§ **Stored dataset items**
-- Begin --
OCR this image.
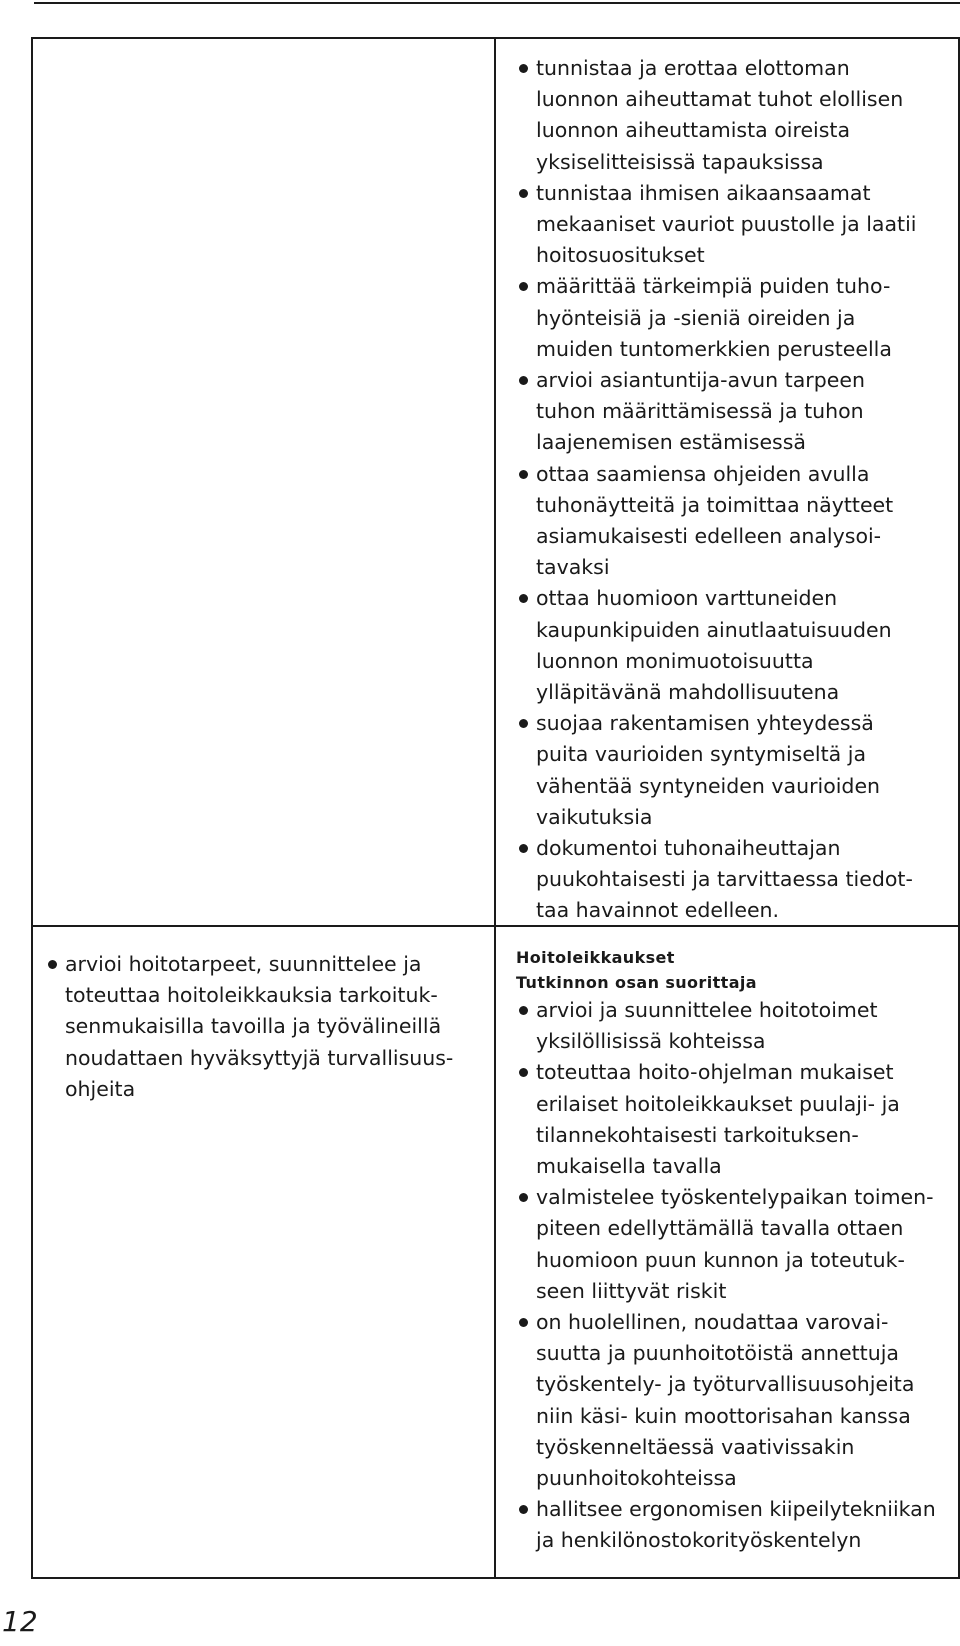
tunnistaa ja erottaa elottoman
luonnon aiheuttamat tuhot elollisen
luonnon aiheuttamista oireista
yksiselitteisissä tapauksissa
tunnistaa ihmisen aikaansaamat
mekaaniset vauriot puustolle ja laatii
hoitosuositukset
määrittää tärkeimpiä puiden tuho-
hyönteisiä ja -sieniä oireiden ja
muiden tuntomerkkien perusteella
arvioi asiantuntija-avun tarpeen
tuhon määrittämisessä ja tuhon
laajenemisen estämisessä
ottaa saamiensa ohjeiden avulla
tuhonäytteitä ja toimittaa näytteet
asiamukaisesti edelleen analysoi-
tavaksi
ottaa huomioon varttuneiden
kaupunkipuiden ainutlaatuisuuden
luonnon monimuotoisuutta
ylläpitävänä mahdollisuutena
suojaa rakentamisen yhteydessä
puita vaurioiden syntymiseltä ja
vähentää syntyneiden vaurioiden
vaikutuksia
dokumentoi tuhonaiheuttajan
puukohtaisesti ja tarvittaessa tiedot-
taa havainnot edelleen.
arvioi hoitotarpeet, suunnittelee ja
toteuttaa hoitoleikkauksia tarkoituk-
senmukaisilla tavoilla ja työvälineillä
noudattaen hyväksyttyjä turvallisuus-
ohjeita
Hoitoleikkaukset
Tutkinnon osan suorittaja
arvioi ja suunnittelee hoitotoimet
yksilöllisissä kohteissa
toteuttaa hoito-ohjelman mukaiset
erilaiset hoitoleikkaukset puulaji- ja
tilannekohtaisesti tarkoituksen-
mukaisella tavalla
valmistelee työskentelypaikan toimen-
piteen edellyttämällä tavalla ottaen
huomioon puun kunnon ja toteutuk-
seen liittyvät riskit
on huolellinen, noudattaa varovai-
suutta ja puunhoitotöistä annettuja
työskentely- ja työturvallisuusohjeita
niin käsi- kuin moottorisahan kanssa
työskenneltäessä vaativissakin
puunhoitokohteissa
hallitsee ergonomisen kiipeilytekniikan ja henkilönostokorityöskentelyn
12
-- End --
§ **TO DO**
Except for the pictures, copy every line of the records above exactly.

§ **TASK RESULT**
OCR this image.
tunnistaa ja erottaa elottoman
luonnon aiheuttamat tuhot elollisen
luonnon aiheuttamista oireista
yksiselitteisissä tapauksissa
tunnistaa ihmisen aikaansaamat
mekaaniset vauriot puustolle ja laatii
hoitosuositukset
määrittää tärkeimpiä puiden tuho-
hyönteisiä ja -sieniä oireiden ja
muiden tuntomerkkien perusteella
arvioi asiantuntija-avun tarpeen
tuhon määrittämisessä ja tuhon
laajenemisen estämisessä
ottaa saamiensa ohjeiden avulla
tuhonäytteitä ja toimittaa näytteet
asiamukaisesti edelleen analysoi-
tavaksi
ottaa huomioon varttuneiden
kaupunkipuiden ainutlaatuisuuden
luonnon monimuotoisuutta
ylläpitävänä mahdollisuutena
suojaa rakentamisen yhteydessä
puita vaurioiden syntymiseltä ja
vähentää syntyneiden vaurioiden
vaikutuksia
dokumentoi tuhonaiheuttajan
puukohtaisesti ja tarvittaessa tiedot-
taa havainnot edelleen.
arvioi hoitotarpeet, suunnittelee ja
toteuttaa hoitoleikkauksia tarkoituk-
senmukaisilla tavoilla ja työvälineillä
noudattaen hyväksyttyjä turvallisuus-
ohjeita
Hoitoleikkaukset
Tutkinnon osan suorittaja
arvioi ja suunnittelee hoitotoimet
yksilöllisissä kohteissa
toteuttaa hoito-ohjelman mukaiset
erilaiset hoitoleikkaukset puulaji- ja
tilannekohtaisesti tarkoituksen-
mukaisella tavalla
valmistelee työskentelypaikan toimen-
piteen edellyttämällä tavalla ottaen
huomioon puun kunnon ja toteutuk-
seen liittyvät riskit
on huolellinen, noudattaa varovai-
suutta ja puunhoitotöistä annettuja
työskentely- ja työturvallisuusohjeita
niin käsi- kuin moottorisahan kanssa
työskenneltäessä vaativissakin
puunhoitokohteissa
hallitsee ergonomisen kiipeilytekniikan ja henkilönostokorityöskentelyn
12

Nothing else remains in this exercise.